In the entries below, count the lines holding "this". Reply with the number only.

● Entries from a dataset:
-- begin --
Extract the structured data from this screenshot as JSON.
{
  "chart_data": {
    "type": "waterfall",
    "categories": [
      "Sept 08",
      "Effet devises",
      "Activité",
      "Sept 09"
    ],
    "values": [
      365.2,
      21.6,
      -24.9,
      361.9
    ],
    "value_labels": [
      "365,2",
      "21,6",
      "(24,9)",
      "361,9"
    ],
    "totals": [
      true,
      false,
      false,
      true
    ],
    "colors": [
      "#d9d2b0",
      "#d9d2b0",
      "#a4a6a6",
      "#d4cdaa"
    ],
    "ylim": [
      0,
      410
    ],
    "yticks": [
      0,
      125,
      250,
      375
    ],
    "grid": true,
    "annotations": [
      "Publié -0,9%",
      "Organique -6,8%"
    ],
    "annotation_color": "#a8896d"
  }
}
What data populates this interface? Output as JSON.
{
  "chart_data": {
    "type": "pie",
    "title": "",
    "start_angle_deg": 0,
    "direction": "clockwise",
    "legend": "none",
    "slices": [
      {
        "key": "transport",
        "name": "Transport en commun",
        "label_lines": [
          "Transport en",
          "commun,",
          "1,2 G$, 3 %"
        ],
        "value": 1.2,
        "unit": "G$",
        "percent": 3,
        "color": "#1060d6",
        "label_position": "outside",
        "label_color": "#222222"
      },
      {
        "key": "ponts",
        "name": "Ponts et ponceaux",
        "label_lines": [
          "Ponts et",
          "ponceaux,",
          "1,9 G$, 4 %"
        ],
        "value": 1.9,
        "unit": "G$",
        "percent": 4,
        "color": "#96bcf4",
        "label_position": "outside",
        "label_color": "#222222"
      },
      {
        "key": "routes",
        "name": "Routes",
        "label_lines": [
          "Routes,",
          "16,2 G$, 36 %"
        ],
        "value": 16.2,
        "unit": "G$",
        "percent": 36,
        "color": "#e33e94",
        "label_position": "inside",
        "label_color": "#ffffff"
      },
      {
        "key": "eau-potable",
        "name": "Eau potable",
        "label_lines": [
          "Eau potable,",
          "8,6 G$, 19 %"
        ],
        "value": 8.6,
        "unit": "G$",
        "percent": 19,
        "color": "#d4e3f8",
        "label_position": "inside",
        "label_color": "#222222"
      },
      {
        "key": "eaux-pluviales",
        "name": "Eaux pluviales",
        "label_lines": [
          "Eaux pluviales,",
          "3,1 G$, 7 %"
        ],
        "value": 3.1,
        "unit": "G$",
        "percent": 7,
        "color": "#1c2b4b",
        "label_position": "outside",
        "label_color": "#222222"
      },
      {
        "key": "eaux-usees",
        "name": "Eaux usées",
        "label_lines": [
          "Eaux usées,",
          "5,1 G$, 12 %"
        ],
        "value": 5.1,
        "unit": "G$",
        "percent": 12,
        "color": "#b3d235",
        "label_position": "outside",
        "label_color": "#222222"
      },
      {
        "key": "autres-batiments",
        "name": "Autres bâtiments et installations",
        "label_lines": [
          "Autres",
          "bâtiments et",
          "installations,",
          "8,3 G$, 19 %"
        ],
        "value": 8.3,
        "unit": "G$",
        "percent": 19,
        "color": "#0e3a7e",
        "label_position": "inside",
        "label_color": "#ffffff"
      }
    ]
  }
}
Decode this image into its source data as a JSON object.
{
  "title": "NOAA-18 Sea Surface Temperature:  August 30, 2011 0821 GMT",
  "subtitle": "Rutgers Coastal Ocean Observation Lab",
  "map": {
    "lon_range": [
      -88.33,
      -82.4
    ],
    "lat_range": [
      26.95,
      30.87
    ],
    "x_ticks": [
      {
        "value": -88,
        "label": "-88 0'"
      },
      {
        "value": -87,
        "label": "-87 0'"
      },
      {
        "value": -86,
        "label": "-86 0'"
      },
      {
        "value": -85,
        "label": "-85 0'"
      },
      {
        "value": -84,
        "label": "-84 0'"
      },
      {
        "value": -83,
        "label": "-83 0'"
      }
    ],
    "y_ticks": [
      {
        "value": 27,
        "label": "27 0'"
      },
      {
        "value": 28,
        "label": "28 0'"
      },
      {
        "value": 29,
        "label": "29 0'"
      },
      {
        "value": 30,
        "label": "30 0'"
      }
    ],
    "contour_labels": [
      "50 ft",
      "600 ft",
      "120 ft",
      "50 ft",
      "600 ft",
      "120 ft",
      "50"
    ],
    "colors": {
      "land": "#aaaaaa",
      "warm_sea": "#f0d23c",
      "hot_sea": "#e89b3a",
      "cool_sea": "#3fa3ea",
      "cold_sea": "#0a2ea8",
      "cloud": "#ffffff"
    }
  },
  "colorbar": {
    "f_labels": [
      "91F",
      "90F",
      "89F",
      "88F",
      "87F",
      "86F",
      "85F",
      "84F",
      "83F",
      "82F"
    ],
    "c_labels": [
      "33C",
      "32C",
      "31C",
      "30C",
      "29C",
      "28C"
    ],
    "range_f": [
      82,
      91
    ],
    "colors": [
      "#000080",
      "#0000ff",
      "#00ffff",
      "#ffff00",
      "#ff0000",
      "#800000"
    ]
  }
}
-- end --
● Output below:
3